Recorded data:

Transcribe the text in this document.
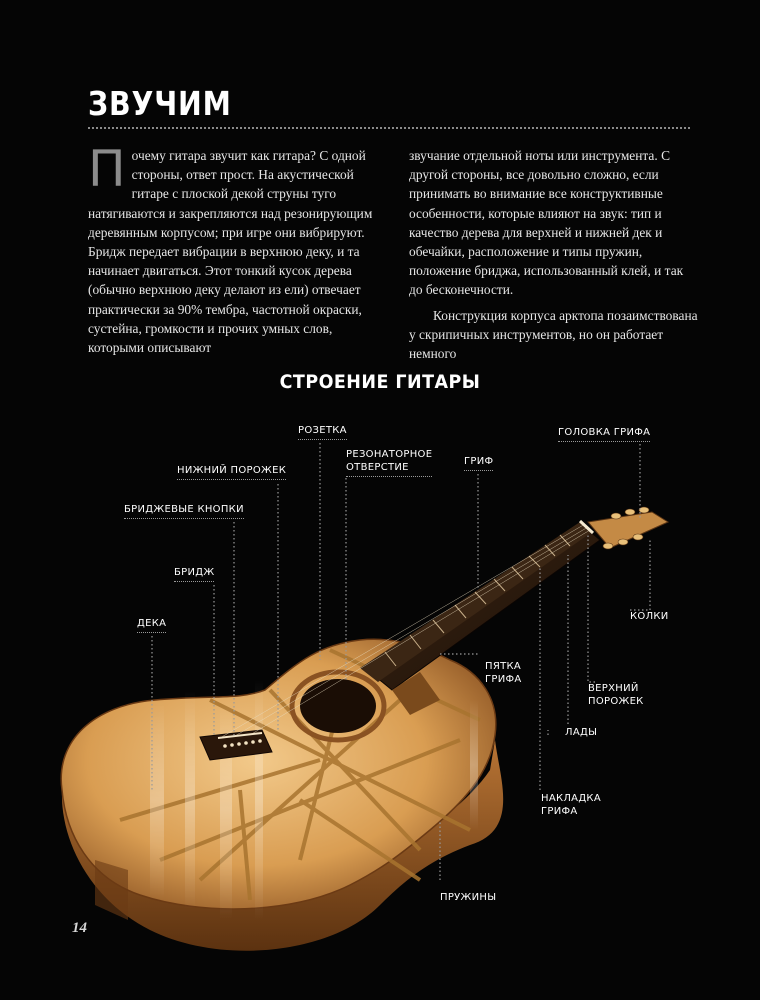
ЗВУЧИМ
П очему гитара звучит как гитара? С одной стороны, ответ прост. На акустической гитаре с плоской декой струны туго натягиваются и закрепляются над резонирующим деревянным корпусом; при игре они вибрируют. Бридж передает вибрации в верхнюю деку, и та начинает двигаться. Этот тонкий кусок дерева (обычно верхнюю деку делают из ели) отвечает практически за 90% тембра, частотной окраски, сустейна, громкости и прочих умных слов, которыми описывают

звучание отдельной ноты или инструмента. С другой стороны, все довольно сложно, если принимать во внимание все конструктивные особенности, которые влияют на звук: тип и качество дерева для верхней и нижней дек и обечайки, расположение и типы пружин, положение бриджа, использованный клей, и так до бесконечности.

Конструкция корпуса арктопа позаимствована у скрипичных инструментов, но он работает немного

СТРОЕНИЕ ГИТАРЫ
РОЗЕТКА
НИЖНИЙ ПОРОЖЕК
РЕЗОНАТОРНОЕ
ОТВЕРСТИЕ
ГРИФ
ГОЛОВКА ГРИФА
БРИДЖЕВЫЕ КНОПКИ
БРИДЖ
ДЕКА
КОЛКИ
ПЯТКА
ГРИФА
ВЕРХНИЙ
ПОРОЖЕК
ЛАДЫ
НАКЛАДКА
ГРИФА
ПРУЖИНЫ
14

Work instructions:
Restate the data above exactly, stripping out each image.

Task solution:
Transcribe the text in this document.
ЗВУЧИМ
П очему гитара звучит как гитара? С одной стороны, ответ прост. На акустической гитаре с плоской декой струны туго натягиваются и закрепляются над резонирующим деревянным корпусом; при игре они вибрируют. Бридж передает вибрации в верхнюю деку, и та начинает двигаться. Этот тонкий кусок дерева (обычно верхнюю деку делают из ели) отвечает практически за 90% тембра, частотной окраски, сустейна, громкости и прочих умных слов, которыми описывают

звучание отдельной ноты или инструмента. С другой стороны, все довольно сложно, если принимать во внимание все конструктивные особенности, которые влияют на звук: тип и качество дерева для верхней и нижней дек и обечайки, расположение и типы пружин, положение бриджа, использованный клей, и так до бесконечности.

Конструкция корпуса арктопа позаимствована у скрипичных инструментов, но он работает немного

СТРОЕНИЕ ГИТАРЫ
РОЗЕТКА
НИЖНИЙ ПОРОЖЕК
РЕЗОНАТОРНОЕ
ОТВЕРСТИЕ
ГРИФ
ГОЛОВКА ГРИФА
БРИДЖЕВЫЕ КНОПКИ
БРИДЖ
ДЕКА
КОЛКИ
ПЯТКА
ГРИФА
ВЕРХНИЙ
ПОРОЖЕК
ЛАДЫ
НАКЛАДКА
ГРИФА
ПРУЖИНЫ
14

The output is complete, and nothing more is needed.